Aim:
From the entries that follow, pick out all lines holding "sayyidinaa".

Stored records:
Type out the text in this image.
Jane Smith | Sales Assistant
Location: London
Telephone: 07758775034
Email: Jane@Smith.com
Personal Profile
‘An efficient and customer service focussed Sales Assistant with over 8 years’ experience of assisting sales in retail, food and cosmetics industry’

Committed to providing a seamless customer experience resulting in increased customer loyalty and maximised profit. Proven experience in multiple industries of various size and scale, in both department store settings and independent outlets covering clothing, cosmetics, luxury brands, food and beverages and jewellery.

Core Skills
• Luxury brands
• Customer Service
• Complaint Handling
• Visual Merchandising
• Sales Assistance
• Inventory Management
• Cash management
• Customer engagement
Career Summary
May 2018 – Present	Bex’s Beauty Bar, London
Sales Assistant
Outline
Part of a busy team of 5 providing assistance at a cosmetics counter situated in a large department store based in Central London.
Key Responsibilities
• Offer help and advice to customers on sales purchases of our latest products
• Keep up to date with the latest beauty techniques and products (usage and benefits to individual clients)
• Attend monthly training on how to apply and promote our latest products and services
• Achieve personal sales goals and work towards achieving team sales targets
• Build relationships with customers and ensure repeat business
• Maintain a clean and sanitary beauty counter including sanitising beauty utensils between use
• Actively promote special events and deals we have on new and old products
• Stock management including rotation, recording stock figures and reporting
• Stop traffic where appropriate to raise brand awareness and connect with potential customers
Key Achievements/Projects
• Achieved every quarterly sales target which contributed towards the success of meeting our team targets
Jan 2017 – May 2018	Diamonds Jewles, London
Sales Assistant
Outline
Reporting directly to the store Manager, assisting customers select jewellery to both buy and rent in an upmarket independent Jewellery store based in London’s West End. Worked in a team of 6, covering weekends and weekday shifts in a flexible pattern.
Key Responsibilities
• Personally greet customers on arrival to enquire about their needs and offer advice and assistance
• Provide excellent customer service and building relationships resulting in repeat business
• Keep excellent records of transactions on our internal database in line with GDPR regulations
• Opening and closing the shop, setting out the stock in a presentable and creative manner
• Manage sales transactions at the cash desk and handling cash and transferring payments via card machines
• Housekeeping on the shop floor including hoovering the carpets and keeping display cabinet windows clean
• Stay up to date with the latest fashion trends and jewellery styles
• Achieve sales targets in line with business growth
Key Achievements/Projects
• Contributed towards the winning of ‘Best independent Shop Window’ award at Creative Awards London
...
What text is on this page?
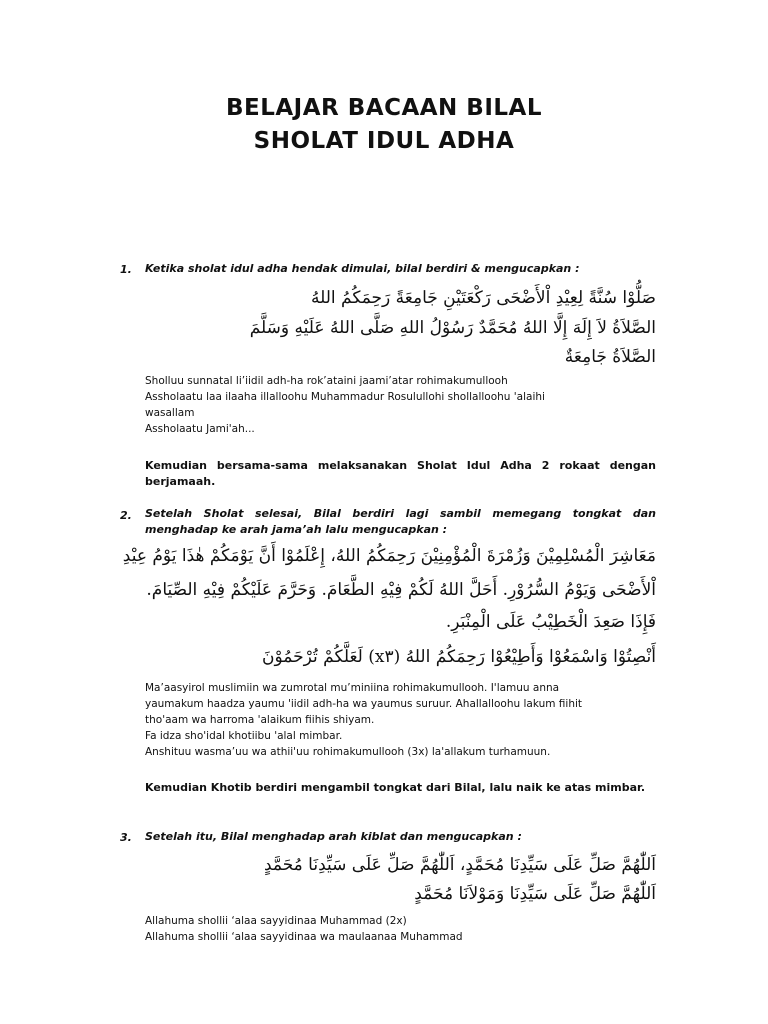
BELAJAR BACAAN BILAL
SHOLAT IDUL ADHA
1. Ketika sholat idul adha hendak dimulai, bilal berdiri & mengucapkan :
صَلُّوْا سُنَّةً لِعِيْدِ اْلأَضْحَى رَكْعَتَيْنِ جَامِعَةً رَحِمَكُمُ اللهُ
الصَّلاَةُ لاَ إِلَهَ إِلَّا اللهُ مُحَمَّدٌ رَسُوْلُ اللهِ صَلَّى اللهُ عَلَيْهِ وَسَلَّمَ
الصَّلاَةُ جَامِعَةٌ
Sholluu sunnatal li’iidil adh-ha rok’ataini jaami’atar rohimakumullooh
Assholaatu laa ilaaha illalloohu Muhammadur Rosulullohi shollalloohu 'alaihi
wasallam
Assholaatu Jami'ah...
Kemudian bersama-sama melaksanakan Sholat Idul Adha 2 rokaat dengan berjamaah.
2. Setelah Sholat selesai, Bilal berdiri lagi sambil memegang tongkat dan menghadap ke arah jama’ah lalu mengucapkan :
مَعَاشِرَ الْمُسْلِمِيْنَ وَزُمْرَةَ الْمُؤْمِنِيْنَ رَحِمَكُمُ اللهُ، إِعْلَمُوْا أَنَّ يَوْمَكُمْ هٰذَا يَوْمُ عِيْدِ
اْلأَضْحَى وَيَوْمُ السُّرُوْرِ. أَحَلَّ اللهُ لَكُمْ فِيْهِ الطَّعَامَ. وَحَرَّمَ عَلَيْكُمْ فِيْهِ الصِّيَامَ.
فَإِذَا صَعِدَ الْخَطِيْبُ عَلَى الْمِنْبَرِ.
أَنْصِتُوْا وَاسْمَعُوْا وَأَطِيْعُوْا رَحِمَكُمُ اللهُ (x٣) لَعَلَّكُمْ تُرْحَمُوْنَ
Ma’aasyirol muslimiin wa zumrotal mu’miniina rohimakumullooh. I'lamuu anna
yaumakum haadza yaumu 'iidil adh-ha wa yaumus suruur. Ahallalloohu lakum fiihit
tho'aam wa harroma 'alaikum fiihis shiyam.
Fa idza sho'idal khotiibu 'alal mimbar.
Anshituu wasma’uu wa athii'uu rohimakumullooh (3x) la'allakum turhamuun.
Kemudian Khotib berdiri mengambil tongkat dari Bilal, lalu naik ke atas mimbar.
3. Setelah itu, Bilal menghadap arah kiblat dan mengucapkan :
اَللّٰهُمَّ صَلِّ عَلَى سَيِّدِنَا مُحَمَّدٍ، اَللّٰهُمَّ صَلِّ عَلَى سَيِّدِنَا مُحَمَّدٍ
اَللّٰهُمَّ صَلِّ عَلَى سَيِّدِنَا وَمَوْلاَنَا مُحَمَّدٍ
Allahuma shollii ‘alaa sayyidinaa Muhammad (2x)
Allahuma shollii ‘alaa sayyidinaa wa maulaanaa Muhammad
...
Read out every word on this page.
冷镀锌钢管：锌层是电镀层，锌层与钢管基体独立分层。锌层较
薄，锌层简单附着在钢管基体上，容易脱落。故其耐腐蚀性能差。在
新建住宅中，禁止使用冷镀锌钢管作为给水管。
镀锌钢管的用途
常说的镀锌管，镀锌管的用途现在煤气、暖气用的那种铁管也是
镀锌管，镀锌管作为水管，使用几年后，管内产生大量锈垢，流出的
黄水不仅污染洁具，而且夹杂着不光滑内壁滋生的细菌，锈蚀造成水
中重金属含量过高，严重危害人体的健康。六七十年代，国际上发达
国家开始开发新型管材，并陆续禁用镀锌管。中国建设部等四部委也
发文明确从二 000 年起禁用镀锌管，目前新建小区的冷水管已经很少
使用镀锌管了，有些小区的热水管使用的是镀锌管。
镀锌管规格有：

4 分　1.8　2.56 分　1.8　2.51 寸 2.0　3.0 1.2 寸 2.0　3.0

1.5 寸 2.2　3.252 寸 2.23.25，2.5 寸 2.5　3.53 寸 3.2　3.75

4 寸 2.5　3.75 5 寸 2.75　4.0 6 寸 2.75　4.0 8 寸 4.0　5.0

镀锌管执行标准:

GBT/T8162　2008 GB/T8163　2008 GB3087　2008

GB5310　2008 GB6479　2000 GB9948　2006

Exercise output:
Allahuma shollii ‘alaa sayyidinaa Muhammad (2x)
Allahuma shollii ‘alaa sayyidinaa wa maulaanaa Muhammad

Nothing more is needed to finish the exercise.